- [What the exercise asks] Below are entries to be transcribed exactly; exclude the pictures from the copy.

== Supplied records

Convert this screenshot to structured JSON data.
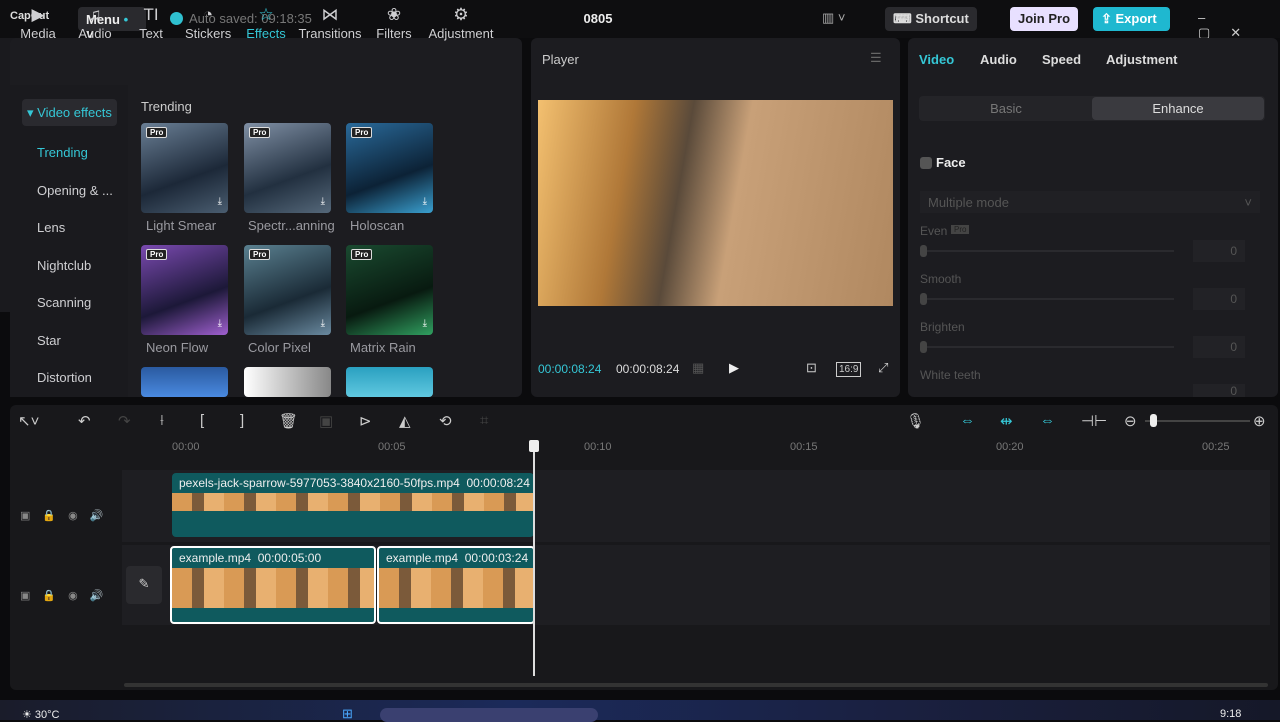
{
  "titlebar": {
    "logo": "CapCut",
    "menu": "Menu",
    "autosave": "Auto saved: 09:18:35",
    "project": "0805",
    "shortcut": "Shortcut",
    "join_pro": "Join Pro",
    "export": "Export"
  },
  "toolbar_tabs": [
    {
      "icon": "▶",
      "label": "Media"
    },
    {
      "icon": "♫",
      "label": "Audio"
    },
    {
      "icon": "TI",
      "label": "Text"
    },
    {
      "icon": "◔",
      "label": "Stickers"
    },
    {
      "icon": "☆",
      "label": "Effects"
    },
    {
      "icon": "⋈",
      "label": "Transitions"
    },
    {
      "icon": "❀",
      "label": "Filters"
    },
    {
      "icon": "⚙",
      "label": "Adjustment"
    }
  ],
  "sidebar": {
    "header": "▾ Video effects",
    "items": [
      "Trending",
      "Opening & ...",
      "Lens",
      "Nightclub",
      "Scanning",
      "Star",
      "Distortion"
    ]
  },
  "effects": {
    "section": "Trending",
    "items": [
      {
        "name": "Light Smear",
        "pro": "Pro"
      },
      {
        "name": "Spectr...anning",
        "pro": "Pro"
      },
      {
        "name": "Holoscan",
        "pro": "Pro"
      },
      {
        "name": "Neon Flow",
        "pro": "Pro"
      },
      {
        "name": "Color Pixel",
        "pro": "Pro"
      },
      {
        "name": "Matrix Rain",
        "pro": "Pro"
      }
    ]
  },
  "player": {
    "title": "Player",
    "current_time": "00:00:08:24",
    "total_time": "00:00:08:24",
    "ratio": "16:9"
  },
  "inspector": {
    "tabs": [
      "Video",
      "Audio",
      "Speed",
      "Adjustment"
    ],
    "subtabs": [
      "Basic",
      "Enhance"
    ],
    "section": "Face",
    "mode": "Multiple mode",
    "pro_badge": "Pro",
    "sliders": [
      {
        "label": "Even",
        "value": "0"
      },
      {
        "label": "Smooth",
        "value": "0"
      },
      {
        "label": "Brighten",
        "value": "0"
      },
      {
        "label": "White teeth",
        "value": "0"
      }
    ]
  },
  "timeline": {
    "ruler": [
      "00:00",
      "00:05",
      "00:10",
      "00:15",
      "00:20",
      "00:25"
    ],
    "track1": {
      "name": "pexels-jack-sparrow-5977053-3840x2160-50fps.mp4",
      "duration": "00:00:08:24"
    },
    "track2": [
      {
        "name": "example.mp4",
        "duration": "00:00:05:00"
      },
      {
        "name": "example.mp4",
        "duration": "00:00:03:24"
      }
    ]
  },
  "taskbar": {
    "weather": "30°C",
    "time": "9:18"
  }
}
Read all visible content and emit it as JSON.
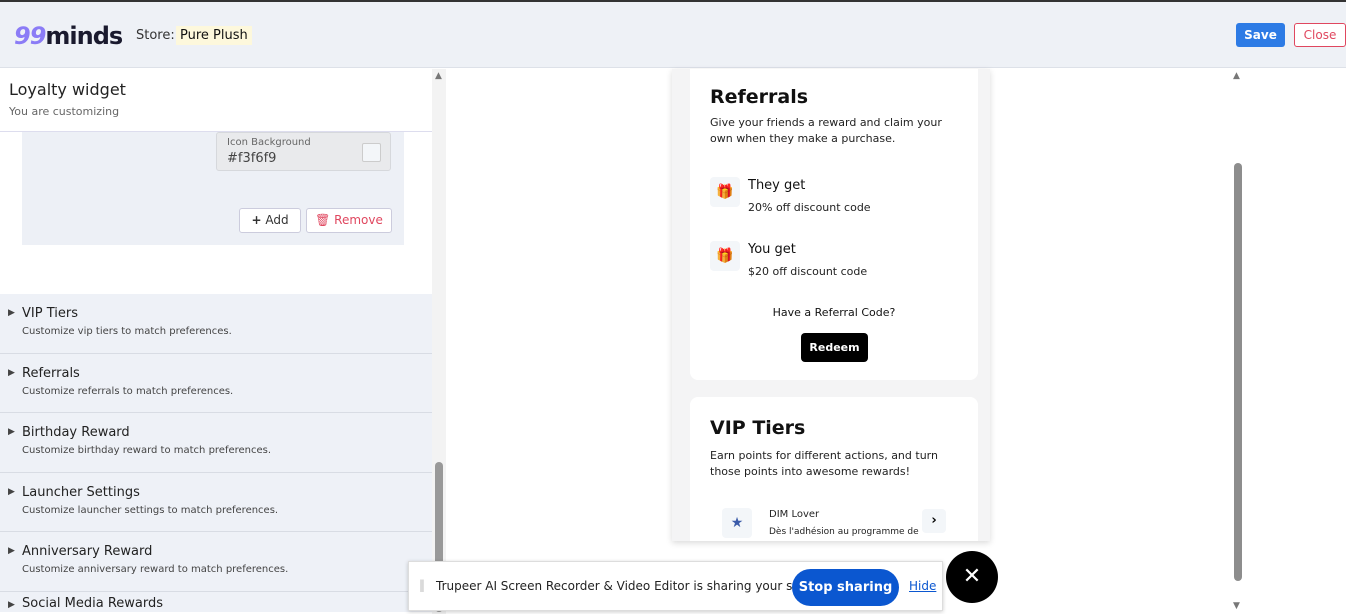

====

- [Solution]
Convert this screenshot to structured JSON data.
{
  "titlebar": {
    "logo": "CapCut",
    "menu": "Menu",
    "autosave": "Auto saved: 09:18:35",
    "project": "0805",
    "shortcut": "Shortcut",
    "join_pro": "Join Pro",
    "export": "Export"
  },
  "toolbar_tabs": [
    {
      "icon": "▶",
      "label": "Media"
    },
    {
      "icon": "♫",
      "label": "Audio"
    },
    {
      "icon": "TI",
      "label": "Text"
    },
    {
      "icon": "◔",
      "label": "Stickers"
    },
    {
      "icon": "☆",
      "label": "Effects"
    },
    {
      "icon": "⋈",
      "label": "Transitions"
    },
    {
      "icon": "❀",
      "label": "Filters"
    },
    {
      "icon": "⚙",
      "label": "Adjustment"
    }
  ],
  "sidebar": {
    "header": "▾ Video effects",
    "items": [
      "Trending",
      "Opening & ...",
      "Lens",
      "Nightclub",
      "Scanning",
      "Star",
      "Distortion"
    ]
  },
  "effects": {
    "section": "Trending",
    "items": [
      {
        "name": "Light Smear",
        "pro": "Pro"
      },
      {
        "name": "Spectr...anning",
        "pro": "Pro"
      },
      {
        "name": "Holoscan",
        "pro": "Pro"
      },
      {
        "name": "Neon Flow",
        "pro": "Pro"
      },
      {
        "name": "Color Pixel",
        "pro": "Pro"
      },
      {
        "name": "Matrix Rain",
        "pro": "Pro"
      }
    ]
  },
  "player": {
    "title": "Player",
    "current_time": "00:00:08:24",
    "total_time": "00:00:08:24",
    "ratio": "16:9"
  },
  "inspector": {
    "tabs": [
      "Video",
      "Audio",
      "Speed",
      "Adjustment"
    ],
    "subtabs": [
      "Basic",
      "Enhance"
    ],
    "section": "Face",
    "mode": "Multiple mode",
    "pro_badge": "Pro",
    "sliders": [
      {
        "label": "Even",
        "value": "0"
      },
      {
        "label": "Smooth",
        "value": "0"
      },
      {
        "label": "Brighten",
        "value": "0"
      },
      {
        "label": "White teeth",
        "value": "0"
      }
    ]
  },
  "timeline": {
    "ruler": [
      "00:00",
      "00:05",
      "00:10",
      "00:15",
      "00:20",
      "00:25"
    ],
    "track1": {
      "name": "pexels-jack-sparrow-5977053-3840x2160-50fps.mp4",
      "duration": "00:00:08:24"
    },
    "track2": [
      {
        "name": "example.mp4",
        "duration": "00:00:05:00"
      },
      {
        "name": "example.mp4",
        "duration": "00:00:03:24"
      }
    ]
  },
  "taskbar": {
    "weather": "30°C",
    "time": "9:18"
  }
}
Read all visible content and emit it as JSON.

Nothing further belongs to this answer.